Restate the records in their entirety, word for word.

(Data entries)
----------------

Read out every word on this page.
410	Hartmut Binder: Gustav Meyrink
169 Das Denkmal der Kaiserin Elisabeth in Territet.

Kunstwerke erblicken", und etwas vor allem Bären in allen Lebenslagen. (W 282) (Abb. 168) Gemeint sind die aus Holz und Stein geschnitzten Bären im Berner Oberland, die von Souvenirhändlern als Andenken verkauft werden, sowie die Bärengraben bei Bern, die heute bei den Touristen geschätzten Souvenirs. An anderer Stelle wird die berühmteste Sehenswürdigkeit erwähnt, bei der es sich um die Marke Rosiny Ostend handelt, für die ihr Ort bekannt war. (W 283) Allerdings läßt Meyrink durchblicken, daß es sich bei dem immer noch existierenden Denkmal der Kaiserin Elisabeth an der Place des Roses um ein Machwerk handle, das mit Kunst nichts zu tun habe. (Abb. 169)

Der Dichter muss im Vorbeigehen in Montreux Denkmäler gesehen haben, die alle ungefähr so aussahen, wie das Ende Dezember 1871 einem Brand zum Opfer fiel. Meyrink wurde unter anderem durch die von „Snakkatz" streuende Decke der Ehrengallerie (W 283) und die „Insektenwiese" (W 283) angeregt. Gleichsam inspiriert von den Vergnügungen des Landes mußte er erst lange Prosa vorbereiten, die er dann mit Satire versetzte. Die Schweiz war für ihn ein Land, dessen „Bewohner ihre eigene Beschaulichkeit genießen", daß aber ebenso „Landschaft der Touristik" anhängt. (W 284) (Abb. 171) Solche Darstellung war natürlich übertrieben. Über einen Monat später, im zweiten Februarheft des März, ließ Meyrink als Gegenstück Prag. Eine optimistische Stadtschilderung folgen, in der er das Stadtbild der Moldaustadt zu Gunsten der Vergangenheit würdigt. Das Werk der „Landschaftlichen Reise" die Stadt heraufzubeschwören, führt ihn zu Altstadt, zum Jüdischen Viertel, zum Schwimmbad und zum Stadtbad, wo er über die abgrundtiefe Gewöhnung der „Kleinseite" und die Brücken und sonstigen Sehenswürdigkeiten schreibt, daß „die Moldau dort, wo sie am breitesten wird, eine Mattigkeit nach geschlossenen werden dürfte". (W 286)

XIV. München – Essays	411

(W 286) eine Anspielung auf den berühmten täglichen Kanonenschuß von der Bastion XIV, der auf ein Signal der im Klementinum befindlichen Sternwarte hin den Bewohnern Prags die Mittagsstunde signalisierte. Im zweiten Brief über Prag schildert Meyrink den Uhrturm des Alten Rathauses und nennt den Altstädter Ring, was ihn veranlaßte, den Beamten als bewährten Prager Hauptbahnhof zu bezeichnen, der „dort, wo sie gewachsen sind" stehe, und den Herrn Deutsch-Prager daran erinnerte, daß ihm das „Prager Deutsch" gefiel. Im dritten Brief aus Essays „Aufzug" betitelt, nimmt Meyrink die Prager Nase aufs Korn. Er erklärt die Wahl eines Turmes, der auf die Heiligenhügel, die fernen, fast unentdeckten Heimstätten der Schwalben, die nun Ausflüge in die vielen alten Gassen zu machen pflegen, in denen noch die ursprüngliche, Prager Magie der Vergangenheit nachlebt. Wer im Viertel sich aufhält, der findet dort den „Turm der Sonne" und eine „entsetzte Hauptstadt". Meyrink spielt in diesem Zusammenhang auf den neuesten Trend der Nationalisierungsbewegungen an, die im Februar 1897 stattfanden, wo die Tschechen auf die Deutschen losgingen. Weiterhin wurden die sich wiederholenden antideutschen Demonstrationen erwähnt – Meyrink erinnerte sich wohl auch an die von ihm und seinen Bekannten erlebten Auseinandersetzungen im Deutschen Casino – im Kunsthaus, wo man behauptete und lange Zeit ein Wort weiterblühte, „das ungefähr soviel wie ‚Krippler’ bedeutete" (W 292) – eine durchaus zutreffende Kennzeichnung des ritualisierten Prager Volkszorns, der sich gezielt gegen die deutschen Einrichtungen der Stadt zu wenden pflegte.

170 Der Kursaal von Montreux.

----------------

Response to the exercise:
Read out every word on this page.
410	Hartmut Binder: Gustav Meyrink
169 Das Denkmal der Kaiserin Elisabeth in Territet.

Kunstwerke erblicken", und etwas vor allem Bären in allen Lebenslagen. (W 282) (Abb. 168) Gemeint sind die aus Holz und Stein geschnitzten Bären im Berner Oberland, die von Souvenirhändlern als Andenken verkauft werden, sowie die Bärengraben bei Bern, die heute bei den Touristen geschätzten Souvenirs. An anderer Stelle wird die berühmteste Sehenswürdigkeit erwähnt, bei der es sich um die Marke Rosiny Ostend handelt, für die ihr Ort bekannt war. (W 283) Allerdings läßt Meyrink durchblicken, daß es sich bei dem immer noch existierenden Denkmal der Kaiserin Elisabeth an der Place des Roses um ein Machwerk handle, das mit Kunst nichts zu tun habe. (Abb. 169)

Der Dichter muss im Vorbeigehen in Montreux Denkmäler gesehen haben, die alle ungefähr so aussahen, wie das Ende Dezember 1871 einem Brand zum Opfer fiel. Meyrink wurde unter anderem durch die von „Snakkatz" streuende Decke der Ehrengallerie (W 283) und die „Insektenwiese" (W 283) angeregt. Gleichsam inspiriert von den Vergnügungen des Landes mußte er erst lange Prosa vorbereiten, die er dann mit Satire versetzte. Die Schweiz war für ihn ein Land, dessen „Bewohner ihre eigene Beschaulichkeit genießen", daß aber ebenso „Landschaft der Touristik" anhängt. (W 284) (Abb. 171) Solche Darstellung war natürlich übertrieben. Über einen Monat später, im zweiten Februarheft des März, ließ Meyrink als Gegenstück Prag. Eine optimistische Stadtschilderung folgen, in der er das Stadtbild der Moldaustadt zu Gunsten der Vergangenheit würdigt. Das Werk der „Landschaftlichen Reise" die Stadt heraufzubeschwören, führt ihn zu Altstadt, zum Jüdischen Viertel, zum Schwimmbad und zum Stadtbad, wo er über die abgrundtiefe Gewöhnung der „Kleinseite" und die Brücken und sonstigen Sehenswürdigkeiten schreibt, daß „die Moldau dort, wo sie am breitesten wird, eine Mattigkeit nach geschlossenen werden dürfte". (W 286)

XIV. München – Essays	411

(W 286) eine Anspielung auf den berühmten täglichen Kanonenschuß von der Bastion XIV, der auf ein Signal der im Klementinum befindlichen Sternwarte hin den Bewohnern Prags die Mittagsstunde signalisierte. Im zweiten Brief über Prag schildert Meyrink den Uhrturm des Alten Rathauses und nennt den Altstädter Ring, was ihn veranlaßte, den Beamten als bewährten Prager Hauptbahnhof zu bezeichnen, der „dort, wo sie gewachsen sind" stehe, und den Herrn Deutsch-Prager daran erinnerte, daß ihm das „Prager Deutsch" gefiel. Im dritten Brief aus Essays „Aufzug" betitelt, nimmt Meyrink die Prager Nase aufs Korn. Er erklärt die Wahl eines Turmes, der auf die Heiligenhügel, die fernen, fast unentdeckten Heimstätten der Schwalben, die nun Ausflüge in die vielen alten Gassen zu machen pflegen, in denen noch die ursprüngliche, Prager Magie der Vergangenheit nachlebt. Wer im Viertel sich aufhält, der findet dort den „Turm der Sonne" und eine „entsetzte Hauptstadt". Meyrink spielt in diesem Zusammenhang auf den neuesten Trend der Nationalisierungsbewegungen an, die im Februar 1897 stattfanden, wo die Tschechen auf die Deutschen losgingen. Weiterhin wurden die sich wiederholenden antideutschen Demonstrationen erwähnt – Meyrink erinnerte sich wohl auch an die von ihm und seinen Bekannten erlebten Auseinandersetzungen im Deutschen Casino – im Kunsthaus, wo man behauptete und lange Zeit ein Wort weiterblühte, „das ungefähr soviel wie ‚Krippler’ bedeutete" (W 292) – eine durchaus zutreffende Kennzeichnung des ritualisierten Prager Volkszorns, der sich gezielt gegen die deutschen Einrichtungen der Stadt zu wenden pflegte.

170 Der Kursaal von Montreux.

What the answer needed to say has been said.